YOUR GOAL »
Every record must be repeated exactly; omit any pictures they contain.

==== AVAILABLE RECORDS ====

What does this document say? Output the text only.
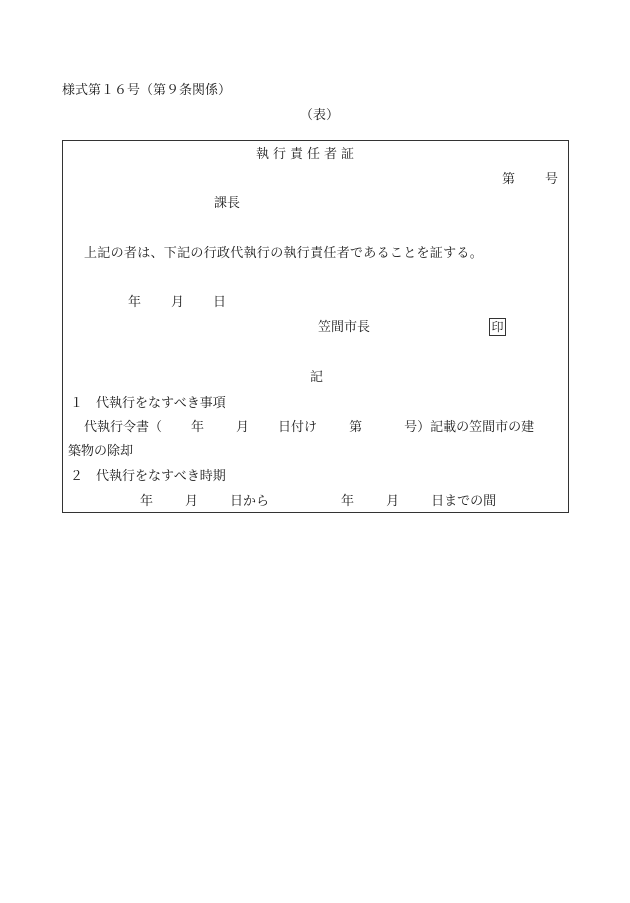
様式第１６号（第９条関係）
（表）
執行責任者証
第 号
課長
上記の者は、下記の行政代執行の執行責任者であることを証する。
年 月 日
笠間市長	印
記
１　代執行をなすべき事項
代執行令書（ 年 月 日付け 第	号）記載の笠間市の建
築物の除却
２　代執行をなすべき時期
年 月 日から	年 月 日までの間
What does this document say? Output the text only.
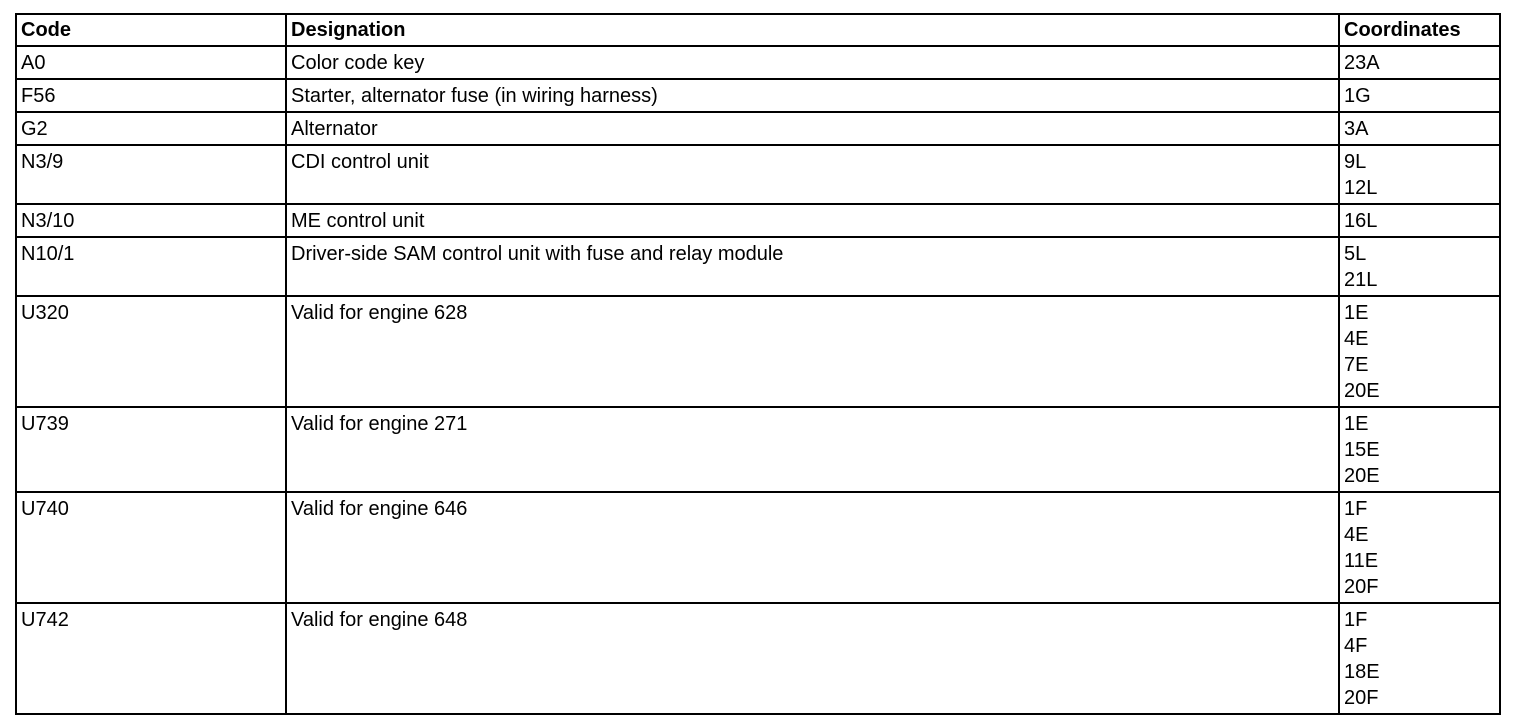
Code	Designation	Coordinates
A0	Color code key	23A

F56	Starter, alternator fuse (in wiring harness)	1G

G2	Alternator	3A

N3/9	CDI control unit	9L
12L

N3/10	ME control unit	16L

N10/1	Driver-side SAM control unit with fuse and relay module	5L
21L

U320	Valid for engine 628	1E
4E
7E
20E

U739	Valid for engine 271	1E
15E
20E

U740	Valid for engine 646	1F
4E
11E
20F

U742	Valid for engine 648	1F
4F
18E
20F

====

TASK OUTPUT »
What does this document say? Output the text only.
様式第１６号（第９条関係）
（表）
執行責任者証
第 号
課長
上記の者は、下記の行政代執行の執行責任者であることを証する。
年 月 日
笠間市長	印
記
１　代執行をなすべき事項
代執行令書（ 年 月 日付け 第	号）記載の笠間市の建
築物の除却
２　代執行をなすべき時期
年 月 日から	年 月 日までの間
What does this document say? Output the text only.
Code	Designation	Coordinates
A0	Color code key	23A

F56	Starter, alternator fuse (in wiring harness)	1G

G2	Alternator	3A

N3/9	CDI control unit	9L
12L

N3/10	ME control unit	16L

N10/1	Driver-side SAM control unit with fuse and relay module	5L
21L

U320	Valid for engine 628	1E
4E
7E
20E

U739	Valid for engine 271	1E
15E
20E

U740	Valid for engine 646	1F
4E
11E
20F

U742	Valid for engine 648	1F
4F
18E
20F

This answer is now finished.